• **Stated task**:
Copy all lines below exactly as written. Leave pictures out.

• **Data supplied**:

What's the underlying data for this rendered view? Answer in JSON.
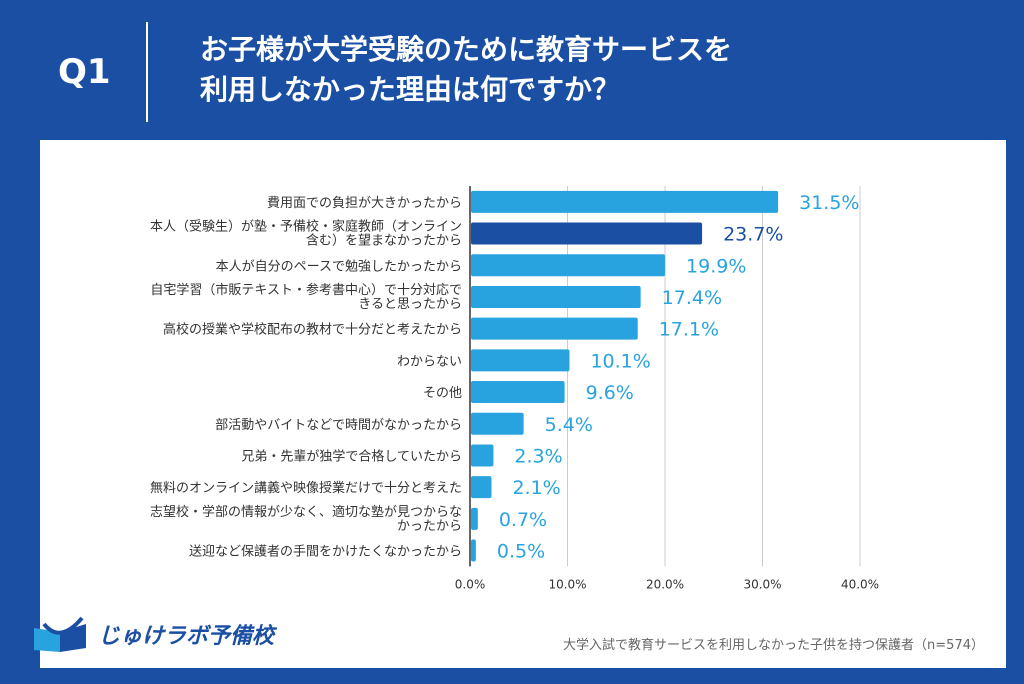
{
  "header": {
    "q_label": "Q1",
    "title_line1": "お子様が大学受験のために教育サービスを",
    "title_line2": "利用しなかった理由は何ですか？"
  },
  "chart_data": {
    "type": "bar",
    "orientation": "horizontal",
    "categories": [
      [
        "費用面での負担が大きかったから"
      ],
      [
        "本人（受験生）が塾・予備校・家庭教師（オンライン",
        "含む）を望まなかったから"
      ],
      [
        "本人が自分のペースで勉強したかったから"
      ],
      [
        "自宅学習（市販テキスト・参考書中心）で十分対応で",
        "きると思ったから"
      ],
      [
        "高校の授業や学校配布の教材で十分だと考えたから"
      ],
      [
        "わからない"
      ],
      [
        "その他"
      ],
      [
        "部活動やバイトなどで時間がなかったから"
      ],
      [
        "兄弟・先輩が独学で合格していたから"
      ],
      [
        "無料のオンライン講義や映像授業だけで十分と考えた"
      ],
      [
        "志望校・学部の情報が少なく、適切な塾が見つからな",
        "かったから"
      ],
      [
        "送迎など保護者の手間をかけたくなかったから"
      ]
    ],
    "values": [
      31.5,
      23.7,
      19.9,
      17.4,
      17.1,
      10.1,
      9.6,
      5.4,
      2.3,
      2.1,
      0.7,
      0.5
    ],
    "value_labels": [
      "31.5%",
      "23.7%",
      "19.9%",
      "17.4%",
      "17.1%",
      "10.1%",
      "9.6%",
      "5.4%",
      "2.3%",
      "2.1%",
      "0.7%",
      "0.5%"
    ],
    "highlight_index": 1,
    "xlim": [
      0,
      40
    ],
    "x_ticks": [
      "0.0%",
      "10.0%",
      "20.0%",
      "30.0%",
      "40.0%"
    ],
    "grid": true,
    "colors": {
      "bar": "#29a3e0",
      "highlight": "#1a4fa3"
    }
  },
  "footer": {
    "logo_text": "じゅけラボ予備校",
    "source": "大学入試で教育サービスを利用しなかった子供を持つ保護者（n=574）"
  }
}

• **Complete answer**:
What's the underlying data for this rendered view? Answer in JSON.
{
  "header": {
    "q_label": "Q1",
    "title_line1": "お子様が大学受験のために教育サービスを",
    "title_line2": "利用しなかった理由は何ですか？"
  },
  "chart_data": {
    "type": "bar",
    "orientation": "horizontal",
    "categories": [
      [
        "費用面での負担が大きかったから"
      ],
      [
        "本人（受験生）が塾・予備校・家庭教師（オンライン",
        "含む）を望まなかったから"
      ],
      [
        "本人が自分のペースで勉強したかったから"
      ],
      [
        "自宅学習（市販テキスト・参考書中心）で十分対応で",
        "きると思ったから"
      ],
      [
        "高校の授業や学校配布の教材で十分だと考えたから"
      ],
      [
        "わからない"
      ],
      [
        "その他"
      ],
      [
        "部活動やバイトなどで時間がなかったから"
      ],
      [
        "兄弟・先輩が独学で合格していたから"
      ],
      [
        "無料のオンライン講義や映像授業だけで十分と考えた"
      ],
      [
        "志望校・学部の情報が少なく、適切な塾が見つからな",
        "かったから"
      ],
      [
        "送迎など保護者の手間をかけたくなかったから"
      ]
    ],
    "values": [
      31.5,
      23.7,
      19.9,
      17.4,
      17.1,
      10.1,
      9.6,
      5.4,
      2.3,
      2.1,
      0.7,
      0.5
    ],
    "value_labels": [
      "31.5%",
      "23.7%",
      "19.9%",
      "17.4%",
      "17.1%",
      "10.1%",
      "9.6%",
      "5.4%",
      "2.3%",
      "2.1%",
      "0.7%",
      "0.5%"
    ],
    "highlight_index": 1,
    "xlim": [
      0,
      40
    ],
    "x_ticks": [
      "0.0%",
      "10.0%",
      "20.0%",
      "30.0%",
      "40.0%"
    ],
    "grid": true,
    "colors": {
      "bar": "#29a3e0",
      "highlight": "#1a4fa3"
    }
  },
  "footer": {
    "logo_text": "じゅけラボ予備校",
    "source": "大学入試で教育サービスを利用しなかった子供を持つ保護者（n=574）"
  }
}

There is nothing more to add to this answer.